◆ **What the exercise asks**: Your task is to transcribe all of the data below exactly, omitting the images.

◆ **Records for processing**:

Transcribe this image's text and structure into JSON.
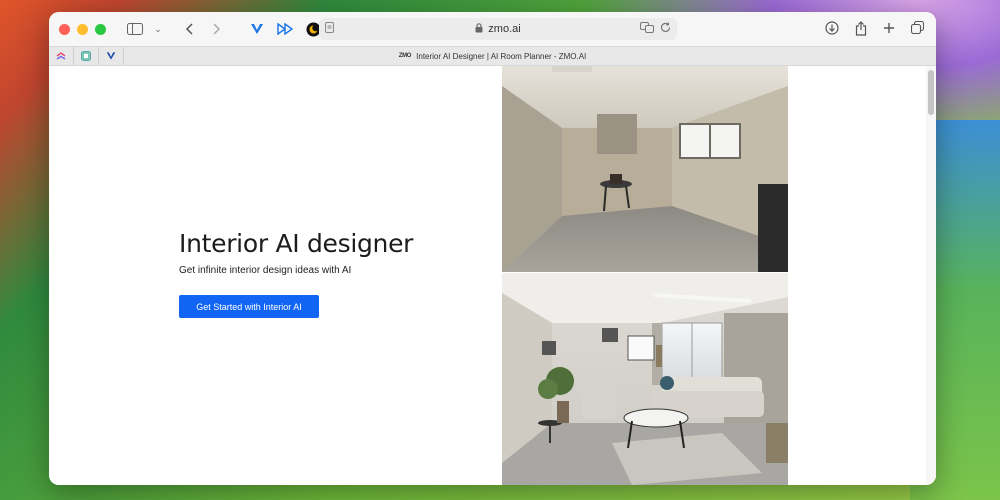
{
  "browser": {
    "url": "zmo.ai",
    "tab_title": "Interior AI Designer | AI Room Planner - ZMO.AI",
    "tab_logo_text": "ZMO"
  },
  "hero": {
    "title": "Interior AI designer",
    "subtitle": "Get infinite interior design ideas with AI",
    "cta_label": "Get Started with Interior AI"
  },
  "colors": {
    "cta": "#1264f3"
  },
  "icons": {
    "toolbar_left": [
      "sidebar-icon",
      "chevron-down-icon",
      "back-icon",
      "forward-icon"
    ],
    "extensions": [
      "vivaldi-v-icon",
      "fast-forward-icon",
      "night-mode-icon",
      "shield-check-icon"
    ],
    "toolbar_right": [
      "download-icon",
      "share-icon",
      "new-tab-icon",
      "tab-overview-icon"
    ]
  }
}
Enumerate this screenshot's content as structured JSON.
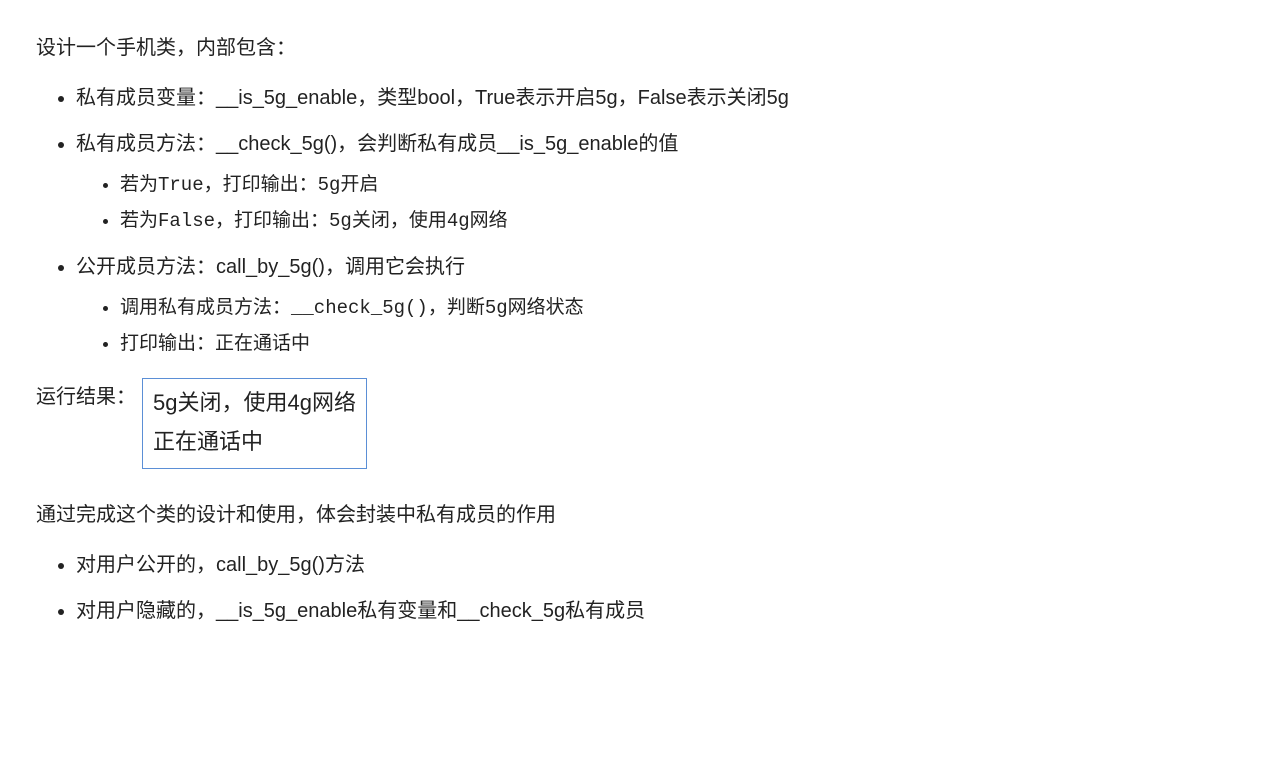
{
  "intro": "设计一个手机类，内部包含：",
  "items": [
    {
      "text": "私有成员变量：__is_5g_enable，类型bool，True表示开启5g，False表示关闭5g",
      "sub": []
    },
    {
      "text": "私有成员方法：__check_5g()，会判断私有成员__is_5g_enable的值",
      "sub": [
        "若为True，打印输出：5g开启",
        "若为False，打印输出：5g关闭，使用4g网络"
      ]
    },
    {
      "text": "公开成员方法：call_by_5g()，调用它会执行",
      "sub": [
        "调用私有成员方法：__check_5g()，判断5g网络状态",
        "打印输出：正在通话中"
      ]
    }
  ],
  "run": {
    "label": "运行结果：",
    "lines": [
      "5g关闭，使用4g网络",
      "正在通话中"
    ]
  },
  "summary": "通过完成这个类的设计和使用，体会封装中私有成员的作用",
  "summary_items": [
    "对用户公开的，call_by_5g()方法",
    "对用户隐藏的，__is_5g_enable私有变量和__check_5g私有成员"
  ]
}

◆ **Result for this task**:
Transcribe this image's text and structure into JSON.
{
  "browser": {
    "url": "zmo.ai",
    "tab_title": "Interior AI Designer | AI Room Planner - ZMO.AI",
    "tab_logo_text": "ZMO"
  },
  "hero": {
    "title": "Interior AI designer",
    "subtitle": "Get infinite interior design ideas with AI",
    "cta_label": "Get Started with Interior AI"
  },
  "colors": {
    "cta": "#1264f3"
  },
  "icons": {
    "toolbar_left": [
      "sidebar-icon",
      "chevron-down-icon",
      "back-icon",
      "forward-icon"
    ],
    "extensions": [
      "vivaldi-v-icon",
      "fast-forward-icon",
      "night-mode-icon",
      "shield-check-icon"
    ],
    "toolbar_right": [
      "download-icon",
      "share-icon",
      "new-tab-icon",
      "tab-overview-icon"
    ]
  }
}
Enumerate this screenshot's content as structured JSON.
{
  "intro": "设计一个手机类，内部包含：",
  "items": [
    {
      "text": "私有成员变量：__is_5g_enable，类型bool，True表示开启5g，False表示关闭5g",
      "sub": []
    },
    {
      "text": "私有成员方法：__check_5g()，会判断私有成员__is_5g_enable的值",
      "sub": [
        "若为True，打印输出：5g开启",
        "若为False，打印输出：5g关闭，使用4g网络"
      ]
    },
    {
      "text": "公开成员方法：call_by_5g()，调用它会执行",
      "sub": [
        "调用私有成员方法：__check_5g()，判断5g网络状态",
        "打印输出：正在通话中"
      ]
    }
  ],
  "run": {
    "label": "运行结果：",
    "lines": [
      "5g关闭，使用4g网络",
      "正在通话中"
    ]
  },
  "summary": "通过完成这个类的设计和使用，体会封装中私有成员的作用",
  "summary_items": [
    "对用户公开的，call_by_5g()方法",
    "对用户隐藏的，__is_5g_enable私有变量和__check_5g私有成员"
  ]
}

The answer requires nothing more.